_Aim of the exercise_
Repeat every record below exactly, leaving out the pictures.
── Exercise inputs ──
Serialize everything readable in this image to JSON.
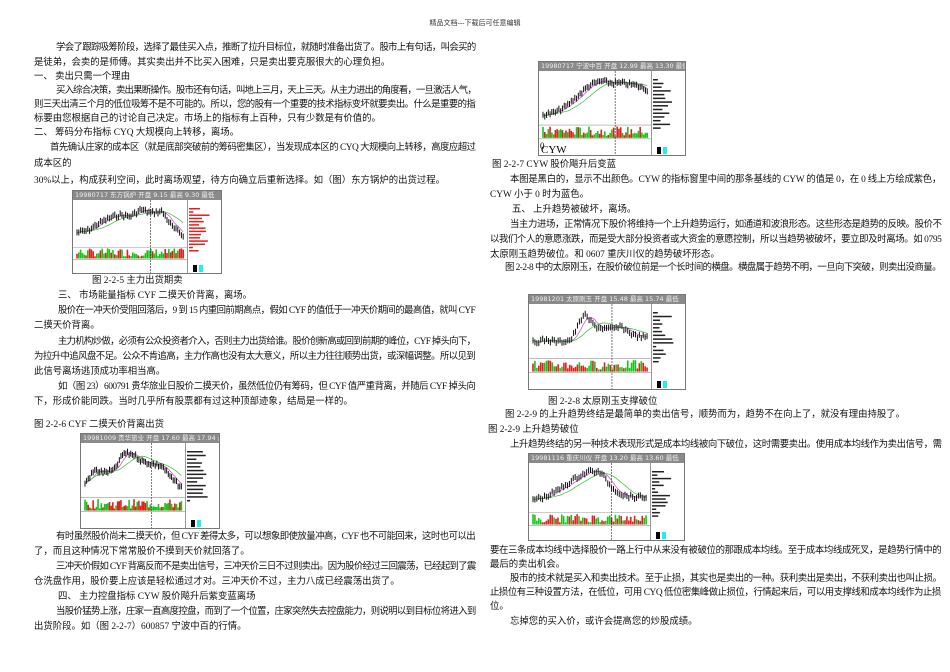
{
  "header": "精品文档---下载后可任意编辑",
  "left": [
    "学会了跟踪吸筹阶段，选择了最佳买入点，推断了拉升目标位，就随时准备出货了。股市上有句话，叫会买的",
    "是徒弟，会卖的是师傅。其实卖出并不比买入困难，只是卖出要克服很大的心理负担。",
    "一、 卖出只需一个理由",
    "买入综合决策，卖出果断操作。股市还有句话，叫地上三月，天上三天。从主力进出的角度看，一旦激活人气，",
    "则三天出清三个月的低位吸筹不是不可能的。所以，您的股有一个重要的技术指标变坏就要卖出。什么是重要的指",
    "标要由您根据自己的讨论自己决定。市场上的指标有上百种，只有少数是有价值的。",
    "二、 筹码分布指标 CYQ 大规模向上转移，离场。",
    "首先确认庄家的成本区（就是底部突破前的筹码密集区），当发现成本区的 CYQ 大规模向上转移，高度应超过",
    "成本区的",
    "30%以上，构成获利空间，此时离场观望，待方向确立后重新选择。如（图）东方锅炉的出货过程。",
    "图 2-2-5 主力出货期卖",
    "三、 市场能量指标 CYF 二摸天价背离，离场。",
    "股价在一冲天价受阻回落后，9 到 15 内重回前期高点，假如 CYF 的值低于一冲天价期间的最高值，就叫 CYF",
    "二摸天价背离。",
    "主力机构炒做，必须有公众投资者介入，否则主力出货给谁。股价创新高或回到前期的峰位，CYF 掉头向下，",
    "为拉升中追风盘不足。公众不肯追高，主力作高也没有太大意义，所以主力往往顺势出货，或深幅调整。所以见到",
    "此信号离场逃顶成功率相当高。",
    "如（图 23）600791 贵华旅业日股价二摸天价，虽然低位仍有筹码，但 CYF 值严重背离，并随后 CYF 掉头向",
    "下，形成价能同跌。当时几乎所有股票都有过这种顶部迹象，结局是一样的。",
    "图 2-2-6 CYF 二摸天价背离出货",
    "有时虽然股价尚未二摸天价，但 CYF 差得太多，可以想象即使放量冲高，CYF 也不可能回来，这时也可以出",
    "了，而且这种情况下常常股价不摸到天价就回落了。",
    "三冲天价假如 CYF 背离反而不是卖出信号，三冲天价三日不过则卖出。因为股价经过三回震荡，已经起到了震",
    "仓洗盘作用，股价要上应该是轻松通过才对。三冲天价不过，主力八成已经震荡出货了。",
    "四、 主力控盘指标 CYW 股价飚升后紫变蓝离场",
    "当股价猛势上涨，庄家一直高度控盘，而到了一个位置，庄家突然失去控盘能力，则说明以到目标位将进入到",
    "出货阶段。如（图 2-2-7）600857 宁波中百的行情。"
  ],
  "right": [
    "图 2-2-7 CYW 股价飚升后变蓝",
    "本图是黑白的，显示不出颜色。CYW 的指标窗里中间的那条基线的 CYW 的值是 0，在 0 线上方绘成紫色，",
    "CYW 小于 0 时为蓝色。",
    "五、 上升趋势被破坏，离场。",
    "当主力进场，正常情况下股价将维持一个上升趋势运行，如通道和波浪形态。这些形态是趋势的反映。股价不",
    "以我们个人的意愿涨跌，而是受大部分投资者或大资金的意愿控制，所以当趋势被破坏，要立即及时离场。如 0795",
    "太原刚玉趋势破位。和 0607 重庆川仪的趋势破坏形态。",
    "图 2-2-8 中的太原刚玉，在股价破位前是一个长时间的横盘。横盘属于趋势不明，一旦向下突破，则卖出没商量。",
    "图 2-2-8 太原刚玉支撑破位",
    "图 2-2-9 的上升趋势终结是最简单的卖出信号，顺势而为，趋势不在向上了，就没有理由持股了。",
    "图 2-2-9 上升趋势破位",
    "上升趋势终结的另一种技术表现形式是成本均线被向下破位，这时需要卖出。使用成本均线作为卖出信号，需",
    "要在三条成本均线中选择股价一路上行中从来没有被破位的那跟成本均线。至于成本均线成死叉，是趋势行情中的",
    "最后的卖出机会。",
    "股市的技术就是买入和卖出技术。至于止损，其实也是卖出的一种。获利卖出是卖出，不获利卖出也叫止损。",
    "止损位有三种设置方法，在低位，可用 CYQ 低位密集峰做止损位，行情起来后，可以用支撑线和成本均线作为止损",
    "位。",
    "忘掉您的买入价，或许会提高您的炒股成绩。"
  ],
  "charts": [
    {
      "title": "19980717 东方锅炉 开盘 9.15 最高 9.30 最低"
    },
    {
      "title": "19980717 宁波中百 开盘 12.99 最高 13.30 最低",
      "indicator": "CYW",
      "zero": "0"
    },
    {
      "title": "19981009 贵华旅业 开盘 17.60 最高 17.94 最"
    },
    {
      "title": "19981201 太原刚玉 开盘 15.48 最高 15.74 最低"
    },
    {
      "title": "19981116 重庆川仪 开盘 13.20 最高 13.60 最低"
    }
  ],
  "colors": {
    "up": "#e0201c",
    "down": "#19c419",
    "ma1": "#d040d0",
    "ma2": "#30c030",
    "header": "#8a8a8a"
  }
}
───
_Expected output_
Serialize everything readable in this image to JSON.
{
  "header": "精品文档---下载后可任意编辑",
  "left": [
    "学会了跟踪吸筹阶段，选择了最佳买入点，推断了拉升目标位，就随时准备出货了。股市上有句话，叫会买的",
    "是徒弟，会卖的是师傅。其实卖出并不比买入困难，只是卖出要克服很大的心理负担。",
    "一、 卖出只需一个理由",
    "买入综合决策，卖出果断操作。股市还有句话，叫地上三月，天上三天。从主力进出的角度看，一旦激活人气，",
    "则三天出清三个月的低位吸筹不是不可能的。所以，您的股有一个重要的技术指标变坏就要卖出。什么是重要的指",
    "标要由您根据自己的讨论自己决定。市场上的指标有上百种，只有少数是有价值的。",
    "二、 筹码分布指标 CYQ 大规模向上转移，离场。",
    "首先确认庄家的成本区（就是底部突破前的筹码密集区），当发现成本区的 CYQ 大规模向上转移，高度应超过",
    "成本区的",
    "30%以上，构成获利空间，此时离场观望，待方向确立后重新选择。如（图）东方锅炉的出货过程。",
    "图 2-2-5 主力出货期卖",
    "三、 市场能量指标 CYF 二摸天价背离，离场。",
    "股价在一冲天价受阻回落后，9 到 15 内重回前期高点，假如 CYF 的值低于一冲天价期间的最高值，就叫 CYF",
    "二摸天价背离。",
    "主力机构炒做，必须有公众投资者介入，否则主力出货给谁。股价创新高或回到前期的峰位，CYF 掉头向下，",
    "为拉升中追风盘不足。公众不肯追高，主力作高也没有太大意义，所以主力往往顺势出货，或深幅调整。所以见到",
    "此信号离场逃顶成功率相当高。",
    "如（图 23）600791 贵华旅业日股价二摸天价，虽然低位仍有筹码，但 CYF 值严重背离，并随后 CYF 掉头向",
    "下，形成价能同跌。当时几乎所有股票都有过这种顶部迹象，结局是一样的。",
    "图 2-2-6 CYF 二摸天价背离出货",
    "有时虽然股价尚未二摸天价，但 CYF 差得太多，可以想象即使放量冲高，CYF 也不可能回来，这时也可以出",
    "了，而且这种情况下常常股价不摸到天价就回落了。",
    "三冲天价假如 CYF 背离反而不是卖出信号，三冲天价三日不过则卖出。因为股价经过三回震荡，已经起到了震",
    "仓洗盘作用，股价要上应该是轻松通过才对。三冲天价不过，主力八成已经震荡出货了。",
    "四、 主力控盘指标 CYW 股价飚升后紫变蓝离场",
    "当股价猛势上涨，庄家一直高度控盘，而到了一个位置，庄家突然失去控盘能力，则说明以到目标位将进入到",
    "出货阶段。如（图 2-2-7）600857 宁波中百的行情。"
  ],
  "right": [
    "图 2-2-7 CYW 股价飚升后变蓝",
    "本图是黑白的，显示不出颜色。CYW 的指标窗里中间的那条基线的 CYW 的值是 0，在 0 线上方绘成紫色，",
    "CYW 小于 0 时为蓝色。",
    "五、 上升趋势被破坏，离场。",
    "当主力进场，正常情况下股价将维持一个上升趋势运行，如通道和波浪形态。这些形态是趋势的反映。股价不",
    "以我们个人的意愿涨跌，而是受大部分投资者或大资金的意愿控制，所以当趋势被破坏，要立即及时离场。如 0795",
    "太原刚玉趋势破位。和 0607 重庆川仪的趋势破坏形态。",
    "图 2-2-8 中的太原刚玉，在股价破位前是一个长时间的横盘。横盘属于趋势不明，一旦向下突破，则卖出没商量。",
    "图 2-2-8 太原刚玉支撑破位",
    "图 2-2-9 的上升趋势终结是最简单的卖出信号，顺势而为，趋势不在向上了，就没有理由持股了。",
    "图 2-2-9 上升趋势破位",
    "上升趋势终结的另一种技术表现形式是成本均线被向下破位，这时需要卖出。使用成本均线作为卖出信号，需",
    "要在三条成本均线中选择股价一路上行中从来没有被破位的那跟成本均线。至于成本均线成死叉，是趋势行情中的",
    "最后的卖出机会。",
    "股市的技术就是买入和卖出技术。至于止损，其实也是卖出的一种。获利卖出是卖出，不获利卖出也叫止损。",
    "止损位有三种设置方法，在低位，可用 CYQ 低位密集峰做止损位，行情起来后，可以用支撑线和成本均线作为止损",
    "位。",
    "忘掉您的买入价，或许会提高您的炒股成绩。"
  ],
  "charts": [
    {
      "title": "19980717 东方锅炉 开盘 9.15 最高 9.30 最低"
    },
    {
      "title": "19980717 宁波中百 开盘 12.99 最高 13.30 最低",
      "indicator": "CYW",
      "zero": "0"
    },
    {
      "title": "19981009 贵华旅业 开盘 17.60 最高 17.94 最"
    },
    {
      "title": "19981201 太原刚玉 开盘 15.48 最高 15.74 最低"
    },
    {
      "title": "19981116 重庆川仪 开盘 13.20 最高 13.60 最低"
    }
  ],
  "colors": {
    "up": "#e0201c",
    "down": "#19c419",
    "ma1": "#d040d0",
    "ma2": "#30c030",
    "header": "#8a8a8a"
  }
}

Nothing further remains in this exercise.